**TASK**
Go through the listing and pick out each line with the word "content" in it.

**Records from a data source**
----
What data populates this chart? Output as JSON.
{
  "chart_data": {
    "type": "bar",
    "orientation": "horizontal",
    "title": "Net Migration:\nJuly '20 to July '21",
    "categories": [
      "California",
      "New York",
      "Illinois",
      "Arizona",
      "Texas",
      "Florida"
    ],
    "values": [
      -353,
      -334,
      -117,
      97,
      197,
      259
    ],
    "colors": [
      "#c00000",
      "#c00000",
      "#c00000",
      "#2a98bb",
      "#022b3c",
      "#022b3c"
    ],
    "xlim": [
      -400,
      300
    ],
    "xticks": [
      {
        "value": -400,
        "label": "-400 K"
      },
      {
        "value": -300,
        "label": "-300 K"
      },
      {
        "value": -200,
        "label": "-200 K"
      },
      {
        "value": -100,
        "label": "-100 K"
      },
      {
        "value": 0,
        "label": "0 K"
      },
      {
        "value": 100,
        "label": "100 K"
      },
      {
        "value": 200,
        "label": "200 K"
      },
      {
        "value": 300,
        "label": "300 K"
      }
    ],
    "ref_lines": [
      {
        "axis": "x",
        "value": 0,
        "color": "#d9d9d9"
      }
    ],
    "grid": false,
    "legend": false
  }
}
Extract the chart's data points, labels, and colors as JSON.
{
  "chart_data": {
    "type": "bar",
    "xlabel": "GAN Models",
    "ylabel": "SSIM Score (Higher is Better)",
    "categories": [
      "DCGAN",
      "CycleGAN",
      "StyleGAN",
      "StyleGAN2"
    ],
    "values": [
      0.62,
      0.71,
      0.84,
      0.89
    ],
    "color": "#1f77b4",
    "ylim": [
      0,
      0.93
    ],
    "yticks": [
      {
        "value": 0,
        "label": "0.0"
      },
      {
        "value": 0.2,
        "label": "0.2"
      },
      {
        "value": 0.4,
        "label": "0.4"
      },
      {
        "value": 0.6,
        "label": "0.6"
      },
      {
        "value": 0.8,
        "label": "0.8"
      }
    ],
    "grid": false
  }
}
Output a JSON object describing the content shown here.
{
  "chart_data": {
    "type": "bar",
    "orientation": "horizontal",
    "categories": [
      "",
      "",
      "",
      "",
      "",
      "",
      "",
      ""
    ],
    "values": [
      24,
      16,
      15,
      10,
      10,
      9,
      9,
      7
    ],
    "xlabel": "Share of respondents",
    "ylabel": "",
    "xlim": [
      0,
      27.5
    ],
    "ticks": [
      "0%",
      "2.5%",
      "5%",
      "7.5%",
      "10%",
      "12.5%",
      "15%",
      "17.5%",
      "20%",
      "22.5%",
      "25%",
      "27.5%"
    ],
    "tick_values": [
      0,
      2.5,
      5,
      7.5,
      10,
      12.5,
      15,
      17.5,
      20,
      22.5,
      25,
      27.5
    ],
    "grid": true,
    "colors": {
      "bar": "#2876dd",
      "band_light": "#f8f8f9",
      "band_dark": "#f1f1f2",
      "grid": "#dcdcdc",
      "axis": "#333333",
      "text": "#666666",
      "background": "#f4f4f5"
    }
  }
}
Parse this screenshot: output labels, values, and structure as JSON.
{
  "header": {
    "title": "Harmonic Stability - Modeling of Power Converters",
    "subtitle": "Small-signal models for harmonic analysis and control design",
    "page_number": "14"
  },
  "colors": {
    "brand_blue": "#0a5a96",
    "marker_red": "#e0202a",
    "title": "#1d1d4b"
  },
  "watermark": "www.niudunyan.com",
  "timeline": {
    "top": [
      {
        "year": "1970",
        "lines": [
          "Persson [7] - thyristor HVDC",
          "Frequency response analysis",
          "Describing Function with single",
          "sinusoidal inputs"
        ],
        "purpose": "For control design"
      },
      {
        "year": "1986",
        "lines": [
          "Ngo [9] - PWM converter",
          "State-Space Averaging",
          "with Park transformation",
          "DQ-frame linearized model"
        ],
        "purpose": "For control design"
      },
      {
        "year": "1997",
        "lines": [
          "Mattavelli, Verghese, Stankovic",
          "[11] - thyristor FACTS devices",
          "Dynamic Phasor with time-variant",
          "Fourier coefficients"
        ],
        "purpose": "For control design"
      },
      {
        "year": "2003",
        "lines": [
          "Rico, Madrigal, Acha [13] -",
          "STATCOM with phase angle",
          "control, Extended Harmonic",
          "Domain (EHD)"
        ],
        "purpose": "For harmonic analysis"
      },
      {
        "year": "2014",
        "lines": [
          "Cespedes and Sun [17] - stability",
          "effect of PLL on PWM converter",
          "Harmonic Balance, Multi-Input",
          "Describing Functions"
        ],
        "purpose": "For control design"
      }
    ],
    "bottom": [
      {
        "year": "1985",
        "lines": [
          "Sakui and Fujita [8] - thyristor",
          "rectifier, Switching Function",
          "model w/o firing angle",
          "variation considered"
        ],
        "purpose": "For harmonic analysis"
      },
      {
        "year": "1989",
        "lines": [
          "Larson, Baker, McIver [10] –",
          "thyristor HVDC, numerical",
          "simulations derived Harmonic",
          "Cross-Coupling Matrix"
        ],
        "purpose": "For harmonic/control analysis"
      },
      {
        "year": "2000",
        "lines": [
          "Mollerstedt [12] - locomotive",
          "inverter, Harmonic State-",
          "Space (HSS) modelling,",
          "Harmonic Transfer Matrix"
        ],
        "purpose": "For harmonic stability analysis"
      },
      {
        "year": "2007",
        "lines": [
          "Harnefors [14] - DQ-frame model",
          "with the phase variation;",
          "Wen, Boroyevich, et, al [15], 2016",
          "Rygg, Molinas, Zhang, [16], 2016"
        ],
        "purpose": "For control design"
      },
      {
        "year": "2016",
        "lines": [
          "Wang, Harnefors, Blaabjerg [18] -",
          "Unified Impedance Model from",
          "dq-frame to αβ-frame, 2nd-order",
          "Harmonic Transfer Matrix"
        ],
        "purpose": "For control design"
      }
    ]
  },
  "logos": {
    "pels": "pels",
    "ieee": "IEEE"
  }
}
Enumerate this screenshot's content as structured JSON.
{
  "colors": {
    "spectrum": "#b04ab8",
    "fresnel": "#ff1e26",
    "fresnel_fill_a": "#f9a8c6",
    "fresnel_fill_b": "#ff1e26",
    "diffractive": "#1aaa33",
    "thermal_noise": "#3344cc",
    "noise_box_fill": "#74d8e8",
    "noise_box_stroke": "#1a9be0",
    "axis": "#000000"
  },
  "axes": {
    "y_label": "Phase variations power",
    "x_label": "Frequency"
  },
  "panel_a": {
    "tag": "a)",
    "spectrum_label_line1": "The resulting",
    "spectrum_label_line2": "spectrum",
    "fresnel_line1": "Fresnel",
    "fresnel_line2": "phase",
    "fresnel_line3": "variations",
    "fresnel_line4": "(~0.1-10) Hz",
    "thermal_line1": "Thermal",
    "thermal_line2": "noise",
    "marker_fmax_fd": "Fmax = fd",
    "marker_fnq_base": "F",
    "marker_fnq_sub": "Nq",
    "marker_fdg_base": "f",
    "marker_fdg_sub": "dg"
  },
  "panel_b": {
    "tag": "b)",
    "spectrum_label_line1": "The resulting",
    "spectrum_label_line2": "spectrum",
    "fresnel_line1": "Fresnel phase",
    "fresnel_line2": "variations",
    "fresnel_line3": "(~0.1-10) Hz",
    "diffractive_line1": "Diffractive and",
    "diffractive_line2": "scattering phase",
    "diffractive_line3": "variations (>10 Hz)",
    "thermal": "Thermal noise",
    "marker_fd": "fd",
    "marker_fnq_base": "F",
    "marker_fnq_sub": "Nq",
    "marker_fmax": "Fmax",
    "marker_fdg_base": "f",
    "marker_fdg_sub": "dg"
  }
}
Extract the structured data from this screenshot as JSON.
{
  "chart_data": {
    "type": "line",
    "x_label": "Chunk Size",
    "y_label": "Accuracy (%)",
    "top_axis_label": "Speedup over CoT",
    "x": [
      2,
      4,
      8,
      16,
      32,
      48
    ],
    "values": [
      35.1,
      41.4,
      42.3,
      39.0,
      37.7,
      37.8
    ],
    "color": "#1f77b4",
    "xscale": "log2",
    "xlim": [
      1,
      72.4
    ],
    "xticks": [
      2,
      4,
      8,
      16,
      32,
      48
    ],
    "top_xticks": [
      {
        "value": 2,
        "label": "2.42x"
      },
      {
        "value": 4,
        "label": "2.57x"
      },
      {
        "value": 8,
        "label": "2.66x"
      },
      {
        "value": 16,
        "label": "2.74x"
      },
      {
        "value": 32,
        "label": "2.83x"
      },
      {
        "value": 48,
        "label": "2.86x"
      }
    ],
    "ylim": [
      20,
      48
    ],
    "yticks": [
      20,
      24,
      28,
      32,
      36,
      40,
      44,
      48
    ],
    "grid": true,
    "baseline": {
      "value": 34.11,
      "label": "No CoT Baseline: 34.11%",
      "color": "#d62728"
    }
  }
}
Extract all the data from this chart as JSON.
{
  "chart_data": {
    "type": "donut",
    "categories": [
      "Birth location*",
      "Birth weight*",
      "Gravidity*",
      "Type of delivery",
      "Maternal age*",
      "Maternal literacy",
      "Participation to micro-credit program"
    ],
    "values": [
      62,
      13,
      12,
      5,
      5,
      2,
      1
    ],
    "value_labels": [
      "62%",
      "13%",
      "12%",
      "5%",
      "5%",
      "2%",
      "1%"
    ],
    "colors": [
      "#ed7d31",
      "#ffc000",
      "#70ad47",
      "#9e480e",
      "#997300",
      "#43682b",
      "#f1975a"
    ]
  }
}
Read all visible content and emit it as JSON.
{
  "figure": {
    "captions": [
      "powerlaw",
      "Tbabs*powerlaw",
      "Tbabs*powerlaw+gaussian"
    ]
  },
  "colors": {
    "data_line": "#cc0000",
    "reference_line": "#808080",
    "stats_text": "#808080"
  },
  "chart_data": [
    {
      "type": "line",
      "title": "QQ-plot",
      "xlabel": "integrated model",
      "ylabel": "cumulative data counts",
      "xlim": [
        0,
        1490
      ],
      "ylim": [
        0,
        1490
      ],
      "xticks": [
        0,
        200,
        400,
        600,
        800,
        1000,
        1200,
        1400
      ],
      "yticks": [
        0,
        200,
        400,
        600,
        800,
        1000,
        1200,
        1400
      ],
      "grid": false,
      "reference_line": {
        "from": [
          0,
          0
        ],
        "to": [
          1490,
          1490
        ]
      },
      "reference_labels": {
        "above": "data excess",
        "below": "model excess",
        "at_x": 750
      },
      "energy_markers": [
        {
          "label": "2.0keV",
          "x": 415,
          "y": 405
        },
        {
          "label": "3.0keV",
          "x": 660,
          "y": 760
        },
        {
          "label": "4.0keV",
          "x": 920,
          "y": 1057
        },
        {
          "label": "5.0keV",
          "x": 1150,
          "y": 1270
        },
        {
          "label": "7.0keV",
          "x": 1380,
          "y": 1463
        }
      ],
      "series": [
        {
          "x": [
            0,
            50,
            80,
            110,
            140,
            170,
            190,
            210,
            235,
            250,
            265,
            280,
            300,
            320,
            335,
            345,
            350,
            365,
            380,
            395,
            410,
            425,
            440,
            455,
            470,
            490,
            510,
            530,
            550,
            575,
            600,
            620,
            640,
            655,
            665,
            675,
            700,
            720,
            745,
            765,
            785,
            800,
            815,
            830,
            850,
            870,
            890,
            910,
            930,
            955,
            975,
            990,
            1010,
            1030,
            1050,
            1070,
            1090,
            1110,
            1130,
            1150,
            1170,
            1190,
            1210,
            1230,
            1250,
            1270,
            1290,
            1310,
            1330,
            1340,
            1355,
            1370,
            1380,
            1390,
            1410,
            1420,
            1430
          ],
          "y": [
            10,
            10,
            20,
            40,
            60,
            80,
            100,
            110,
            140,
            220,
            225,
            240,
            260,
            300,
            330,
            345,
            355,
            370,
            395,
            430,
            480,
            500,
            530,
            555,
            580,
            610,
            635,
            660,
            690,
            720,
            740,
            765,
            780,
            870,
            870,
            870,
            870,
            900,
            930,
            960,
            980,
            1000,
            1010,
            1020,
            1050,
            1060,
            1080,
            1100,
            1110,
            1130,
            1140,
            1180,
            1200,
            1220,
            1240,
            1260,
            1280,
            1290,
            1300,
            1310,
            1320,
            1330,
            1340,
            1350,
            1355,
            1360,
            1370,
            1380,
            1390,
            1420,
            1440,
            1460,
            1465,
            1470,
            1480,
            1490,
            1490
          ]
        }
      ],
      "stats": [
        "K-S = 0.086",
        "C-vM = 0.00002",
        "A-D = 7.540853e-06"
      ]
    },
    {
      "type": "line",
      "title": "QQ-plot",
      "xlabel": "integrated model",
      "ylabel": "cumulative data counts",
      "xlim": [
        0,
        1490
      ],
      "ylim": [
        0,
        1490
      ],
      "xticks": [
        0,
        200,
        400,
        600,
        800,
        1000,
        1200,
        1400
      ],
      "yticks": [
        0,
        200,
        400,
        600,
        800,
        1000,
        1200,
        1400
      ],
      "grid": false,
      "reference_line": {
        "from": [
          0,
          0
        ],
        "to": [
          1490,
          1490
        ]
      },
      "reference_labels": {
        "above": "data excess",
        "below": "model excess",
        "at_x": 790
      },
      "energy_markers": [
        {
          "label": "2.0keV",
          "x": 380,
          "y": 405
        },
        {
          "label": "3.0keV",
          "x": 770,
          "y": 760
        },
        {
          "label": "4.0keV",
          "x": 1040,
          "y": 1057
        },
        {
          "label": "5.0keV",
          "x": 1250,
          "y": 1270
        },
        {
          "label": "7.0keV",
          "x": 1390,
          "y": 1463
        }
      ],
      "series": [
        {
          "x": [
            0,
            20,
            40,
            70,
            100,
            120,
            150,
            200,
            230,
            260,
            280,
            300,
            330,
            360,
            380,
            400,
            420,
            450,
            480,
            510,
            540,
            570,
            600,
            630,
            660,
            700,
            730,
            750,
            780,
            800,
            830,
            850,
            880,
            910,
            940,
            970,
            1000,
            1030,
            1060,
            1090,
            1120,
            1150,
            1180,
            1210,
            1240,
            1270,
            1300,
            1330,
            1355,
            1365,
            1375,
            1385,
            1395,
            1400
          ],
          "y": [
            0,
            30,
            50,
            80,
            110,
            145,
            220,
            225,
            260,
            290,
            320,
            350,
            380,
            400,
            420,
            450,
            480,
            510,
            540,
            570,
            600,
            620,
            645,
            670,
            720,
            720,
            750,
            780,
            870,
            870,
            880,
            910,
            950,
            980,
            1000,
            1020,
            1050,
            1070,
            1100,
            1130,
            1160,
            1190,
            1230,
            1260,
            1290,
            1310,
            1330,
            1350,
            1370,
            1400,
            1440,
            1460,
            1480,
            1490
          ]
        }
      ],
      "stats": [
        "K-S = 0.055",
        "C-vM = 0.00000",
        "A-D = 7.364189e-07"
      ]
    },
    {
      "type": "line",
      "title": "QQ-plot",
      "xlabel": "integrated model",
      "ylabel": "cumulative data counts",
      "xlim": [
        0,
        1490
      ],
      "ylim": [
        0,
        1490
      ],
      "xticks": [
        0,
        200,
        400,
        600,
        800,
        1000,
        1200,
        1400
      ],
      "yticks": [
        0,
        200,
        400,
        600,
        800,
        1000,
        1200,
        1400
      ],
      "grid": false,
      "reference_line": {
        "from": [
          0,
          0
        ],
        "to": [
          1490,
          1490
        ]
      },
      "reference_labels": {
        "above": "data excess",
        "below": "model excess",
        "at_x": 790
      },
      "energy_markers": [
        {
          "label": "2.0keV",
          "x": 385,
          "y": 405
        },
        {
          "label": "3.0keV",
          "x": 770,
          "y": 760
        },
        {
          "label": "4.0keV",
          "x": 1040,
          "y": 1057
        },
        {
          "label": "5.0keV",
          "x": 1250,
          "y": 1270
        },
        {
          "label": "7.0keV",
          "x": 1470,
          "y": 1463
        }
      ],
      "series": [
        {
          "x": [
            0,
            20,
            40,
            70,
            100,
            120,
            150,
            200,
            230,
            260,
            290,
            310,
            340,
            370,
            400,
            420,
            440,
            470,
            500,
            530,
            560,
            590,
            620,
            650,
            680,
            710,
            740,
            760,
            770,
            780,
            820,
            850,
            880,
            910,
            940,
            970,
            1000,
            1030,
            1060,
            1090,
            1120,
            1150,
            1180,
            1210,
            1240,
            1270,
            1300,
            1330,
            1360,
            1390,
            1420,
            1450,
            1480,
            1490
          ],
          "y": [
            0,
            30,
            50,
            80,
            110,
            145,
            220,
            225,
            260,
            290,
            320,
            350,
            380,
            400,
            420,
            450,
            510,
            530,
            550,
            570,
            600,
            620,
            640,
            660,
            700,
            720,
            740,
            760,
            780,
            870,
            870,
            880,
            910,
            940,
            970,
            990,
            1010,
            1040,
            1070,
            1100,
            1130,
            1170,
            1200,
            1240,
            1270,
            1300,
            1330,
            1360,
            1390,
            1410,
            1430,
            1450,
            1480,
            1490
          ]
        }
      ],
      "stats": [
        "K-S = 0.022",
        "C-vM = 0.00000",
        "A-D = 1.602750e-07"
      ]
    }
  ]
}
----
**OUTPUT BELOW**
Output a JSON object describing the content shown here.
Enumerate this screenshot's content as structured JSON.
Read all visible content and emit it as JSON.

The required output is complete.